** Begin DATA EXCERPTS **

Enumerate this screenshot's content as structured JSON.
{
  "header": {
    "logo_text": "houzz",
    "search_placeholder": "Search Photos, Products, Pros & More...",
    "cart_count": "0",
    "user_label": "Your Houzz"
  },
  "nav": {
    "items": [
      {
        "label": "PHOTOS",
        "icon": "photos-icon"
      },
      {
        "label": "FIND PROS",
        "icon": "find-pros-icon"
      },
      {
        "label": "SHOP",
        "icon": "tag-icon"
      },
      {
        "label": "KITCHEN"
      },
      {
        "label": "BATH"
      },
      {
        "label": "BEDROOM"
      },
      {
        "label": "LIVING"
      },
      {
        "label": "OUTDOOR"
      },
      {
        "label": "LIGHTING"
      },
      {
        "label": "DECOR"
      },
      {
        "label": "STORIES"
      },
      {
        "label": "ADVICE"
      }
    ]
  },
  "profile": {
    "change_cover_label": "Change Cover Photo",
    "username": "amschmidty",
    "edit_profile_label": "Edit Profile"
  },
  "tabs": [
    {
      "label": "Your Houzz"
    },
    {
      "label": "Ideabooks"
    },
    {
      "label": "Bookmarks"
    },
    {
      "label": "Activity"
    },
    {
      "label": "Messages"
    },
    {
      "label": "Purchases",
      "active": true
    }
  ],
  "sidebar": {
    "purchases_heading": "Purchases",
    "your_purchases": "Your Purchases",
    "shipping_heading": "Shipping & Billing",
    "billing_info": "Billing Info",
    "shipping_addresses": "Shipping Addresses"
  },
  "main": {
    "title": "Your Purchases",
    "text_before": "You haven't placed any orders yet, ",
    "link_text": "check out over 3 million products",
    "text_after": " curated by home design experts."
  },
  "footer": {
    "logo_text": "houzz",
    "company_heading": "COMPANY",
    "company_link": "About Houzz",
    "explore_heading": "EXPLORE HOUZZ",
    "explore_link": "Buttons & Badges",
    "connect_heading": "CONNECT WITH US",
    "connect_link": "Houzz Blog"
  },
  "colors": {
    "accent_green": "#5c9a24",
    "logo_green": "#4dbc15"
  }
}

** End DATA EXCERPTS **
** Begin DATA EXCERPTS **

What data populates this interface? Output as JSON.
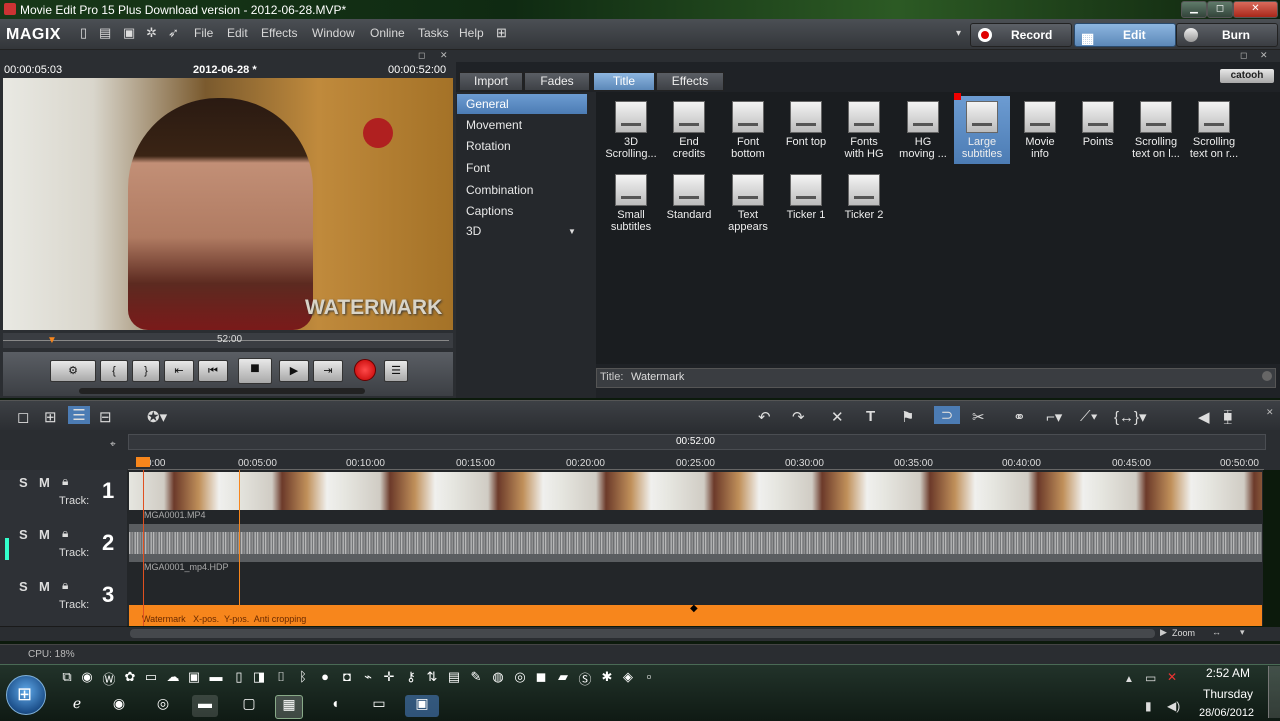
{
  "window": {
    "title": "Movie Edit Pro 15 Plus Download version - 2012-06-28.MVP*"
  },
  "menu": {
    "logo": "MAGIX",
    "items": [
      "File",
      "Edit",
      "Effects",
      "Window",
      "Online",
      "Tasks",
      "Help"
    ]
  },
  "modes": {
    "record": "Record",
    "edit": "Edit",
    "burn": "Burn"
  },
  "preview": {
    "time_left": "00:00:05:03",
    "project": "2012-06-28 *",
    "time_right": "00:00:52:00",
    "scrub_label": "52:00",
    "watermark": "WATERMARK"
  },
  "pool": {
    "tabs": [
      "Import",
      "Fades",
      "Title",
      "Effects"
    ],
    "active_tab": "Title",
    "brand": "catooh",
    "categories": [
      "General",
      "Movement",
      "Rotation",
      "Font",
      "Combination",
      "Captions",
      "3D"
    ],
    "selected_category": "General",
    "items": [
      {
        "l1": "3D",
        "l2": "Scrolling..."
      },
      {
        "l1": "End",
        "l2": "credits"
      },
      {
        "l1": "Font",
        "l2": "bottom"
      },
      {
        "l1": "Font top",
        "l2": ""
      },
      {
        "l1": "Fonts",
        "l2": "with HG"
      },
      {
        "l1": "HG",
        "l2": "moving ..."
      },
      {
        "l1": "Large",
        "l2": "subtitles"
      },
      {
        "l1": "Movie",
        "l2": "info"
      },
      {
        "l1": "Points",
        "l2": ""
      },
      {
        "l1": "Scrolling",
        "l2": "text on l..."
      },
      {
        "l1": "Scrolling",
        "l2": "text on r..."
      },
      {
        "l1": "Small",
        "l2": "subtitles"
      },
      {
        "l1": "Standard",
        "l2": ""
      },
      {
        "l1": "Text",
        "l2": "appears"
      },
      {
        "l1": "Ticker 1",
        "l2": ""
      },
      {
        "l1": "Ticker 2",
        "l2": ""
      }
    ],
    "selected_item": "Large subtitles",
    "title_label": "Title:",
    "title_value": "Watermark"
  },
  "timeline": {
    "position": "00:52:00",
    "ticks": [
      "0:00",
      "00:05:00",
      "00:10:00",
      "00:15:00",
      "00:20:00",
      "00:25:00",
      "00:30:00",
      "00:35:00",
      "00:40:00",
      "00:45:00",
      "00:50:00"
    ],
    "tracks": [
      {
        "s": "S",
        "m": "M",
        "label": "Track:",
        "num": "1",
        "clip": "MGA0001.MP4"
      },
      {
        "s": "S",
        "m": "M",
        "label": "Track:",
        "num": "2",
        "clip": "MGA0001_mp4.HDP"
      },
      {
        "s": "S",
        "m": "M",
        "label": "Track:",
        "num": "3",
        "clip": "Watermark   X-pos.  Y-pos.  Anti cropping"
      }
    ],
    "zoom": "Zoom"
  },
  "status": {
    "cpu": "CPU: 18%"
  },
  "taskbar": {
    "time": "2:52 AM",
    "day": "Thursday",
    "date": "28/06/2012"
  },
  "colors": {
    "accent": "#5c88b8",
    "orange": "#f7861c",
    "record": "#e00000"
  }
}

** End DATA EXCERPTS **
** Begin DATA EXCERPTS **

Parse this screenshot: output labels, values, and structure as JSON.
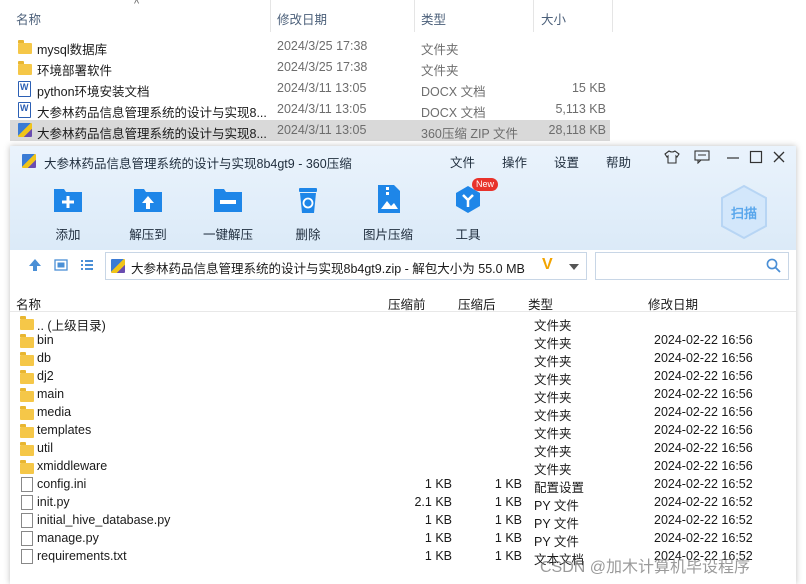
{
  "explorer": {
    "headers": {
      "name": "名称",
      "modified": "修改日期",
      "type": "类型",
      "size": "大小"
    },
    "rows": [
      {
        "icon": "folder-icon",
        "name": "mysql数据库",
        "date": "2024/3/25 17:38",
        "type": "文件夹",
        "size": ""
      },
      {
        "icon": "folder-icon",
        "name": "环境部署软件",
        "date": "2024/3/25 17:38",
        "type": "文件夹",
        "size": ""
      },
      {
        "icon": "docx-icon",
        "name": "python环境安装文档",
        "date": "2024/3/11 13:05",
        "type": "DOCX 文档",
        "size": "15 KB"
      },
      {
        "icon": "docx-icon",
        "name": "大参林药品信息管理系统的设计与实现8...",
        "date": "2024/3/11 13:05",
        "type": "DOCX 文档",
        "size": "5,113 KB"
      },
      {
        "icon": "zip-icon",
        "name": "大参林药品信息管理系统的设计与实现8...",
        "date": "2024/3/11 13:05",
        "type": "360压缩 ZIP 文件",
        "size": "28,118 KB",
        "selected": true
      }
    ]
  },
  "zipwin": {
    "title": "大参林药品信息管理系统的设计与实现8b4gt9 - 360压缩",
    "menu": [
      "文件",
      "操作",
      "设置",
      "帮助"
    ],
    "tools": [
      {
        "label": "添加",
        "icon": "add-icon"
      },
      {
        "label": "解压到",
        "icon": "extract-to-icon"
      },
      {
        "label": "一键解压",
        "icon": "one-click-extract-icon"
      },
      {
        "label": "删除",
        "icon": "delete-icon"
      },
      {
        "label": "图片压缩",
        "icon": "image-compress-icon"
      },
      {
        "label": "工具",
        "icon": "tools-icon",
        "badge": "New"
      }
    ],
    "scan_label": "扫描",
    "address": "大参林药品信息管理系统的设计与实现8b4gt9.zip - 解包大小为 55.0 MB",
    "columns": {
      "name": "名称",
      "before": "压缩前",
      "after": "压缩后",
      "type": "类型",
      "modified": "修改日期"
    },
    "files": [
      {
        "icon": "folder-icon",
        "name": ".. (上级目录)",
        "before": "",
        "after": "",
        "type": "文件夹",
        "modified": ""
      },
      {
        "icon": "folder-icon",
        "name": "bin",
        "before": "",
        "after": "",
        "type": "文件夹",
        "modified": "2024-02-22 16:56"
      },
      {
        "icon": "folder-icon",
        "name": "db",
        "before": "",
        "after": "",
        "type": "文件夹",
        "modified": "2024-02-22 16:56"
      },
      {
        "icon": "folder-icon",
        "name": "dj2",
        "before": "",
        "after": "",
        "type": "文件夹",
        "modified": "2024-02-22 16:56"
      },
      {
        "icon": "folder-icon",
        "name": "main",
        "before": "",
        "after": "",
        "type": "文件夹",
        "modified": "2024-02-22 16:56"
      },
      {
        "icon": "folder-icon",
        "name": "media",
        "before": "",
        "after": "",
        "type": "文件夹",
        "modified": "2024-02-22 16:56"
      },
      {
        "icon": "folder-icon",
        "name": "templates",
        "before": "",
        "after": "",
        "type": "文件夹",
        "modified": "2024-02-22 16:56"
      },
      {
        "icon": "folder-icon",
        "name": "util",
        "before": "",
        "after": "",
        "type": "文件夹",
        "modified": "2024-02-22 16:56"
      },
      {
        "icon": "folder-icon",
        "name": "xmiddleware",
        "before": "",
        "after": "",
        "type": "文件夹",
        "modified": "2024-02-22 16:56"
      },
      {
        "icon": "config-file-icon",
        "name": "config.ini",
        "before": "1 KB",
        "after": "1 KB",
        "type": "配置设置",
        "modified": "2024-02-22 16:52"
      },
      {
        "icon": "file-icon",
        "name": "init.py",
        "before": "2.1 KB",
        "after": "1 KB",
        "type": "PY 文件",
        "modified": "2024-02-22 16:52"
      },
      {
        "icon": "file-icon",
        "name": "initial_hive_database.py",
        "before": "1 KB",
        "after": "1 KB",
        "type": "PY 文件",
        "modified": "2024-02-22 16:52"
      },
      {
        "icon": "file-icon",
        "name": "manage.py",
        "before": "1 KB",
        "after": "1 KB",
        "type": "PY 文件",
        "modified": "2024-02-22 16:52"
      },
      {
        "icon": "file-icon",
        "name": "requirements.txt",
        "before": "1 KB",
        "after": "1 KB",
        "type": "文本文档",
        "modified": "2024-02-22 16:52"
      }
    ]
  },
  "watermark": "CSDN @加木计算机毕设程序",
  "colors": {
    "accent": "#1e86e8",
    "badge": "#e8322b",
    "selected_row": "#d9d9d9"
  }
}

** End DATA EXCERPTS **

Which lines in the data above contain "screenshot"? Show each one.

> TASK ANSWER:
Enumerate this screenshot's content as structured JSON.
Parse this screenshot: output labels, values, and structure as JSON.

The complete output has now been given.